Return each line holding the string "государственных".

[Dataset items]
◆ ◆ ◆

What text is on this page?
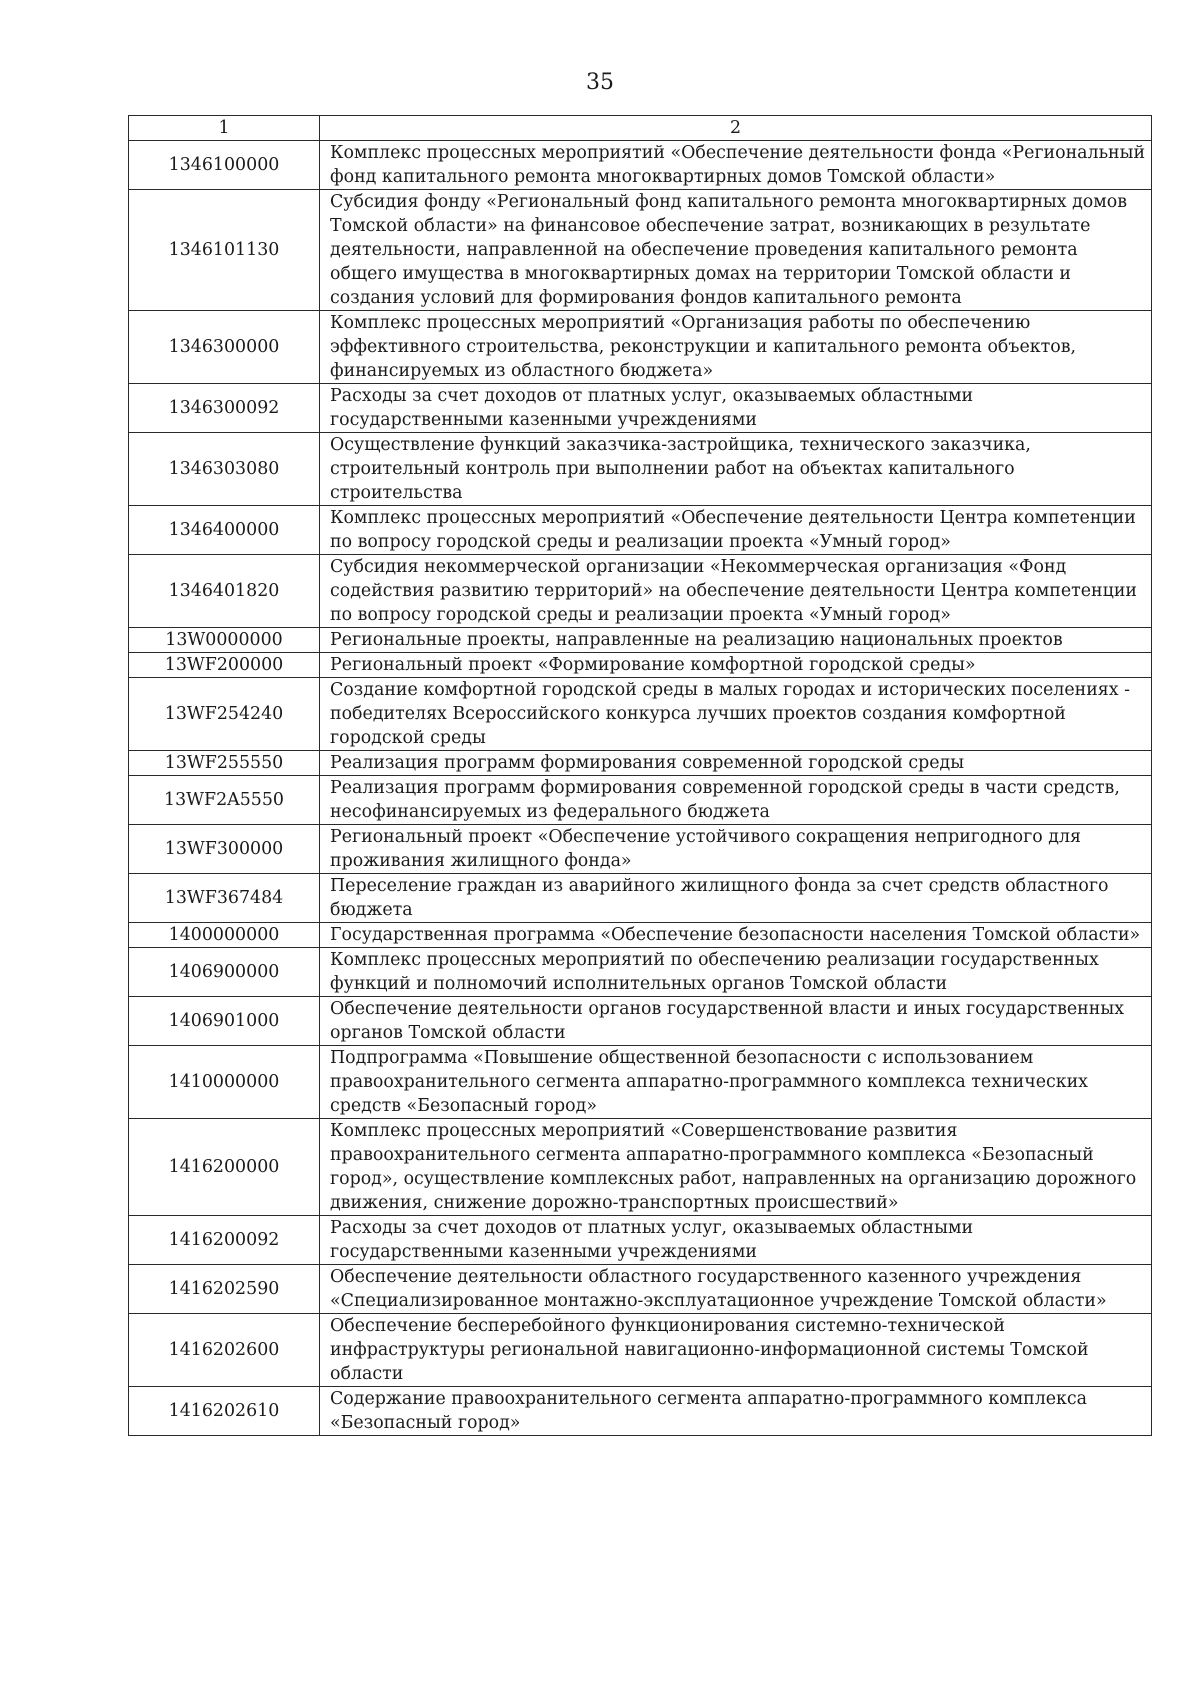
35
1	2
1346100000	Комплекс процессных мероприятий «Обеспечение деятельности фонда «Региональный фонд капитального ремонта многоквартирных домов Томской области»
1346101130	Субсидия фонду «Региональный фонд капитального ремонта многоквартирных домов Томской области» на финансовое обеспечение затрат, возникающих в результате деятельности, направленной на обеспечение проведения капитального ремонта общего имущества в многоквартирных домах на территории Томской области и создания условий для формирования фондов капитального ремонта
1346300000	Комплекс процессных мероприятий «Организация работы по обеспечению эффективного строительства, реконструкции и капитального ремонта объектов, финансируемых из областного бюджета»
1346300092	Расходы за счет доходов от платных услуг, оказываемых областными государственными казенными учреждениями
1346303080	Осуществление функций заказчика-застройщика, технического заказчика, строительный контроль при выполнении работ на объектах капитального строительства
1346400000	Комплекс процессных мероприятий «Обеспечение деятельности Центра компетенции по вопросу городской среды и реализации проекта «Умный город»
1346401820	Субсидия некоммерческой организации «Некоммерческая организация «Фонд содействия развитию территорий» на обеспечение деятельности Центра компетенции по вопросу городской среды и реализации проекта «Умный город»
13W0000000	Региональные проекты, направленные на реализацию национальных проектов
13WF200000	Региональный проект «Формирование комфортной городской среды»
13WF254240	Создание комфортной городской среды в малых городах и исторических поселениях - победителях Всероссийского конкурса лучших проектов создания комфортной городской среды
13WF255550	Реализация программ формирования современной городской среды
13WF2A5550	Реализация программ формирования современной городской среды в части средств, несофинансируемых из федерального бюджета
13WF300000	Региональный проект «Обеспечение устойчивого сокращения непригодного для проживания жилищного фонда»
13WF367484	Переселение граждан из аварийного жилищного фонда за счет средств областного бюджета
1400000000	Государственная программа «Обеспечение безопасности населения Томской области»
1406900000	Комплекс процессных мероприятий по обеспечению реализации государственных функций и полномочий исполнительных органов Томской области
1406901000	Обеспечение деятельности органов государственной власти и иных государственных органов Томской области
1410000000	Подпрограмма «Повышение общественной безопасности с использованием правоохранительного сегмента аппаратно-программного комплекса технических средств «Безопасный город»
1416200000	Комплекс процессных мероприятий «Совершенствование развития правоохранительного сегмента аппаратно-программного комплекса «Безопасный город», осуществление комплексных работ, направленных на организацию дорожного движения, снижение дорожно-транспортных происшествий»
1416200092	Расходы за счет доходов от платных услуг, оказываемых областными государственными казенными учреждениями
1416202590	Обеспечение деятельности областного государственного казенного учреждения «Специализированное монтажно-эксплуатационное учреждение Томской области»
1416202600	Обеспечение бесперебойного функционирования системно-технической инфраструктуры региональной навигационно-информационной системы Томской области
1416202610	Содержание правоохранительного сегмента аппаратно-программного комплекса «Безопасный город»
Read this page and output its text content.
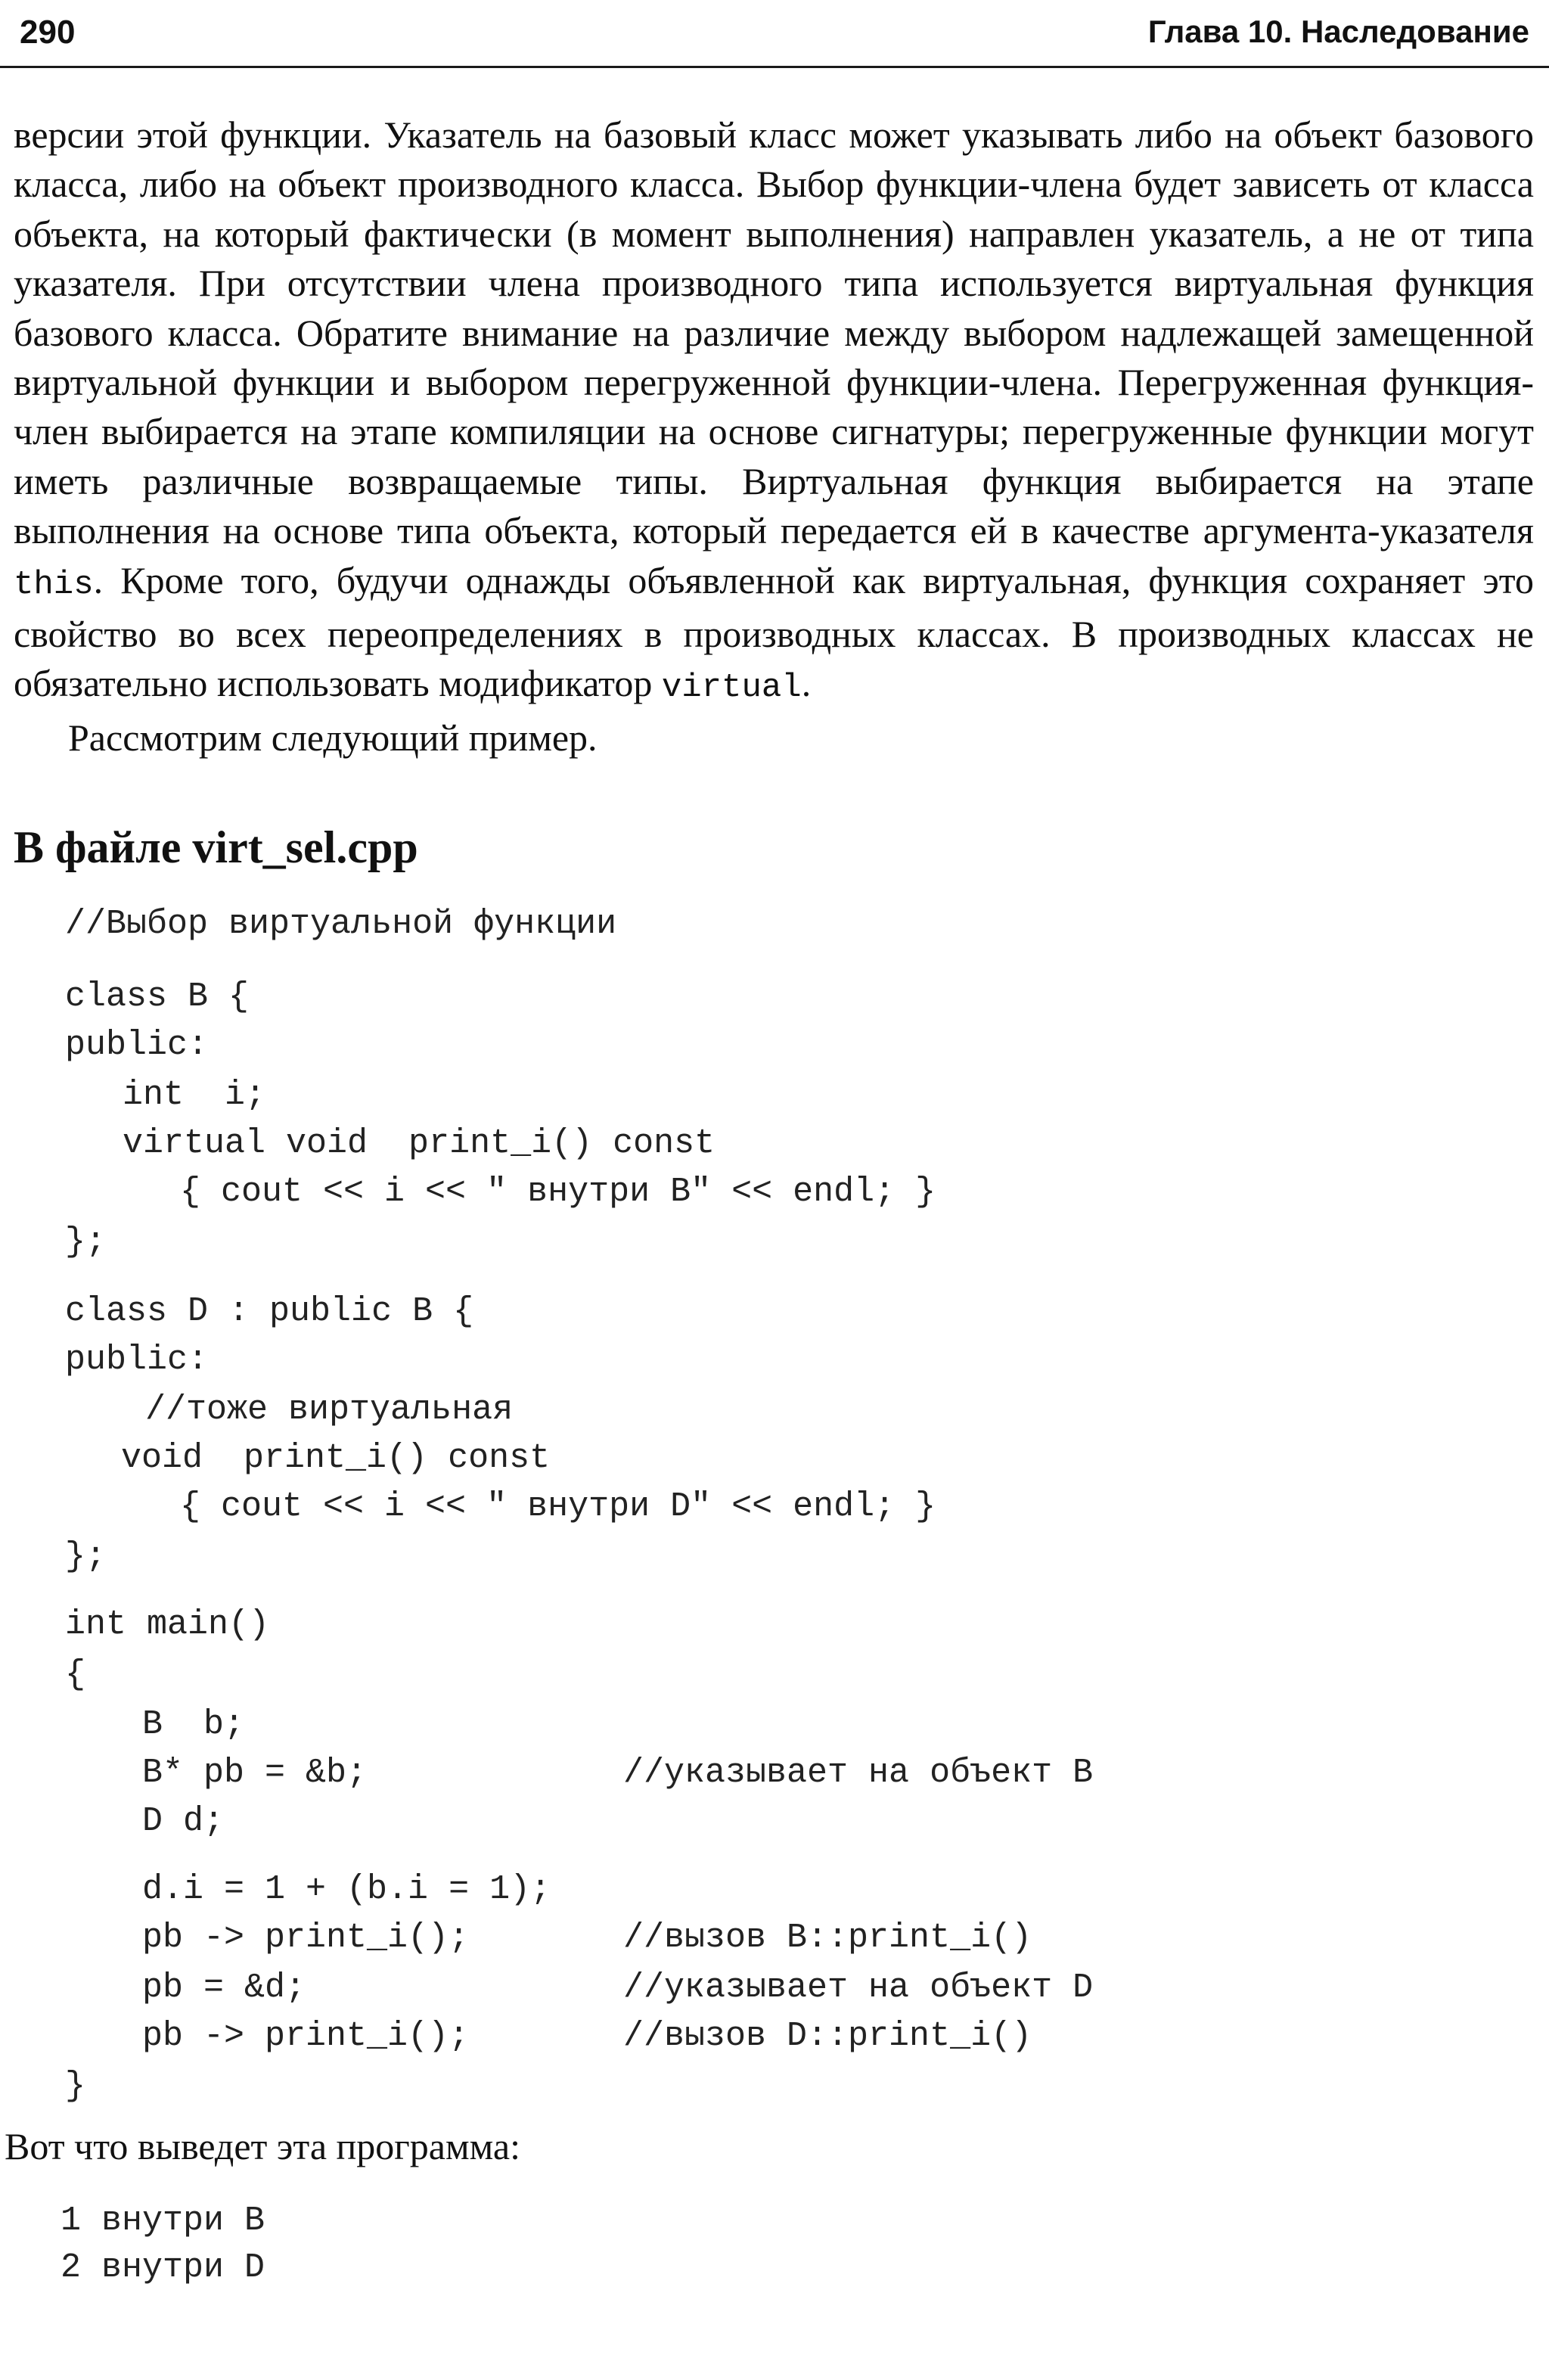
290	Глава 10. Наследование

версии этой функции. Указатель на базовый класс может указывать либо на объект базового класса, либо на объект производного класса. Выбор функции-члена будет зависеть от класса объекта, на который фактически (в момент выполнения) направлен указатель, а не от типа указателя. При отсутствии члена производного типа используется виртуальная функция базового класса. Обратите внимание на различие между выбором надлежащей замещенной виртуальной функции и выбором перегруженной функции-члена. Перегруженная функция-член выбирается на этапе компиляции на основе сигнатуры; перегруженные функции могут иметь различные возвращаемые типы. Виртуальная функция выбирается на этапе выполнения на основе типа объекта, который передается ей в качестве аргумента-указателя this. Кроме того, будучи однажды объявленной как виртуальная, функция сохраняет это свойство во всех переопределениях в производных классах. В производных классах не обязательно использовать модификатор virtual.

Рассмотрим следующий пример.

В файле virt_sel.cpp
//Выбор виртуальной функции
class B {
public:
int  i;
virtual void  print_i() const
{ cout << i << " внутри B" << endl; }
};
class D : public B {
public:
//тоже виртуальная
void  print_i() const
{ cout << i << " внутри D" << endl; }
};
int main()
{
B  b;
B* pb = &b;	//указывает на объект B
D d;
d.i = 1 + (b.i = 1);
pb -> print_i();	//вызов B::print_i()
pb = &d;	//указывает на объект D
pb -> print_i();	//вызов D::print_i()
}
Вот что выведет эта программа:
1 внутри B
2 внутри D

◆ ◆ ◆

▶ [Worked solution]
1406900000	Комплекс процессных мероприятий по обеспечению реализации государственных функций и полномочий исполнительных органов Томской области
1406901000	Обеспечение деятельности органов государственной власти и иных государственных органов Томской области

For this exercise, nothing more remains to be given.